Reproduce the listing below in full and without alteration, apart from its pictures.

Recorded data:
----------

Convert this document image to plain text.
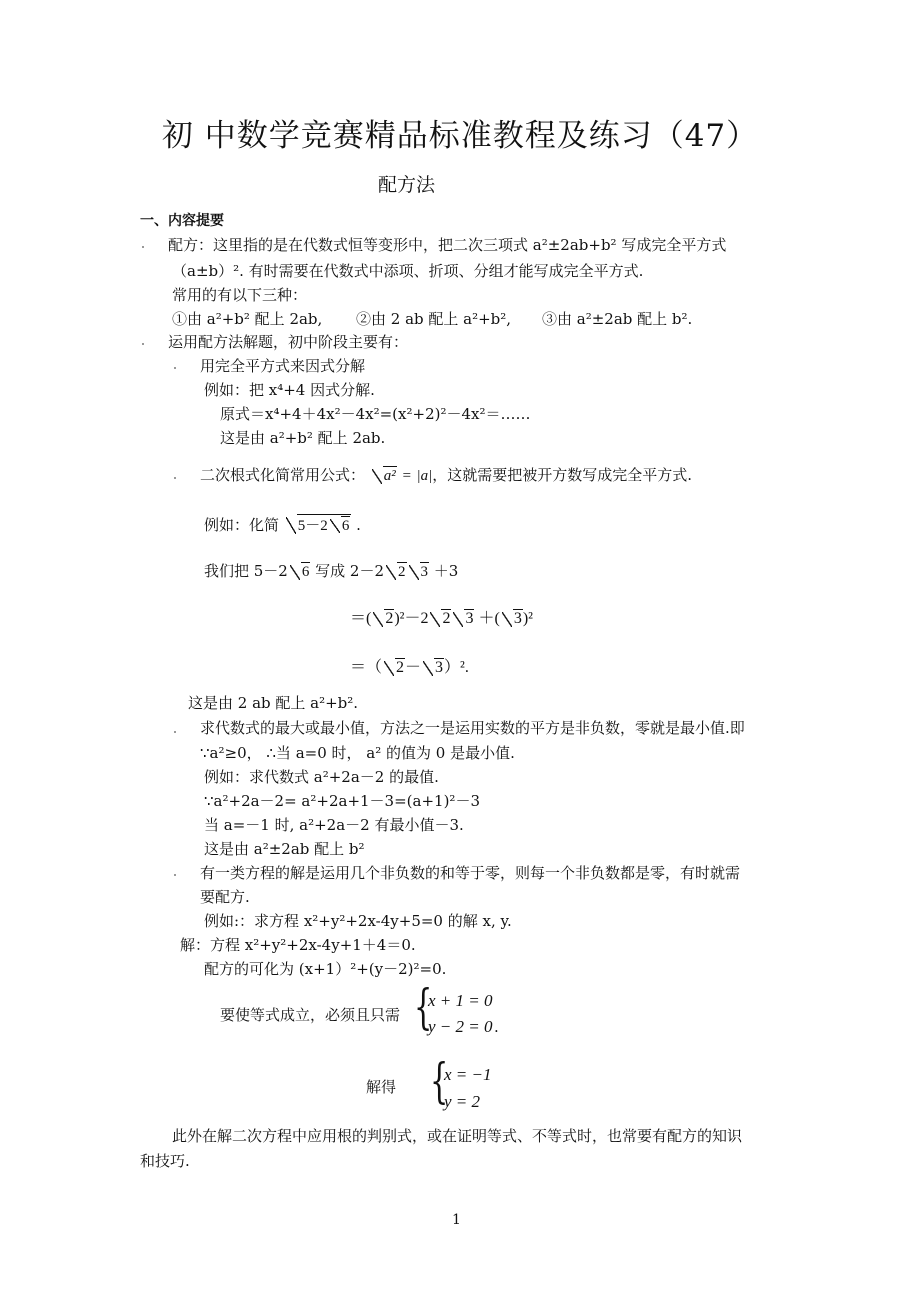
初 中数学竞赛精品标准教程及练习（47）
配方法
一、内容提要
配方：这里指的是在代数式恒等变形中，把二次三项式 a²±2ab+b² 写成完全平方式
（a±b）². 有时需要在代数式中添项、折项、分组才能写成完全平方式.
常用的有以下三种：
①由 a²+b² 配上 2ab, ②由 2 ab 配上 a²+b², ③由 a²±2ab 配上 b².
运用配方法解题，初中阶段主要有：
用完全平方式来因式分解
例如：把 x⁴+4 因式分解.
原式＝x⁴+4＋4x²－4x²=(x²+2)²－4x²＝……
这是由 a²+b² 配上 2ab.
二次根式化简常用公式： a² = |a|，这就需要把被开方数写成完全平方式.
例如：化简 5－2 6 .
我们把 5－2 6 写成 2－2 2 3 ＋3
＝( 2)²－2 2 3 ＋( 3)²
＝（ 2－ 3）².
这是由 2 ab 配上 a²+b².
求代数式的最大或最小值，方法之一是运用实数的平方是非负数，零就是最小值.即
∵a²≥0， ∴当 a=0 时， a² 的值为 0 是最小值.
例如：求代数式 a²+2a－2 的最值.
∵a²+2a－2= a²+2a+1－3=(a+1)²－3
当 a=－1 时, a²+2a－2 有最小值－3.
这是由 a²±2ab 配上 b²
有一类方程的解是运用几个非负数的和等于零，则每一个非负数都是零，有时就需
要配方.
例如:：求方程 x²+y²+2x-4y+5=0 的解 x, y.
解：方程 x²+y²+2x-4y+1＋4＝0.
配方的可化为 (x+1）²+(y－2)²=0.
要使等式成立，必须且只需 {
x + 1 = 0
y − 2 = 0 .
解得 {
x = −1
y = 2
此外在解二次方程中应用根的判别式，或在证明等式、不等式时，也常要有配方的知识
和技巧.
1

----------

→ Correct result:
Convert this document image to plain text.
初 中数学竞赛精品标准教程及练习（47）
配方法
一、内容提要
配方：这里指的是在代数式恒等变形中，把二次三项式 a²±2ab+b² 写成完全平方式
（a±b）². 有时需要在代数式中添项、折项、分组才能写成完全平方式.
常用的有以下三种：
①由 a²+b² 配上 2ab, ②由 2 ab 配上 a²+b², ③由 a²±2ab 配上 b².
运用配方法解题，初中阶段主要有：
用完全平方式来因式分解
例如：把 x⁴+4 因式分解.
原式＝x⁴+4＋4x²－4x²=(x²+2)²－4x²＝……
这是由 a²+b² 配上 2ab.
二次根式化简常用公式： a² = |a|，这就需要把被开方数写成完全平方式.
例如：化简 5－2 6 .
我们把 5－2 6 写成 2－2 2 3 ＋3
＝( 2)²－2 2 3 ＋( 3)²
＝（ 2－ 3）².
这是由 2 ab 配上 a²+b².
求代数式的最大或最小值，方法之一是运用实数的平方是非负数，零就是最小值.即
∵a²≥0， ∴当 a=0 时， a² 的值为 0 是最小值.
例如：求代数式 a²+2a－2 的最值.
∵a²+2a－2= a²+2a+1－3=(a+1)²－3
当 a=－1 时, a²+2a－2 有最小值－3.
这是由 a²±2ab 配上 b²
有一类方程的解是运用几个非负数的和等于零，则每一个非负数都是零，有时就需
要配方.
例如:：求方程 x²+y²+2x-4y+5=0 的解 x, y.
解：方程 x²+y²+2x-4y+1＋4＝0.
配方的可化为 (x+1）²+(y－2)²=0.
要使等式成立，必须且只需 {
x + 1 = 0
y − 2 = 0 .
解得 {
x = −1
y = 2
此外在解二次方程中应用根的判别式，或在证明等式、不等式时，也常要有配方的知识
和技巧.
1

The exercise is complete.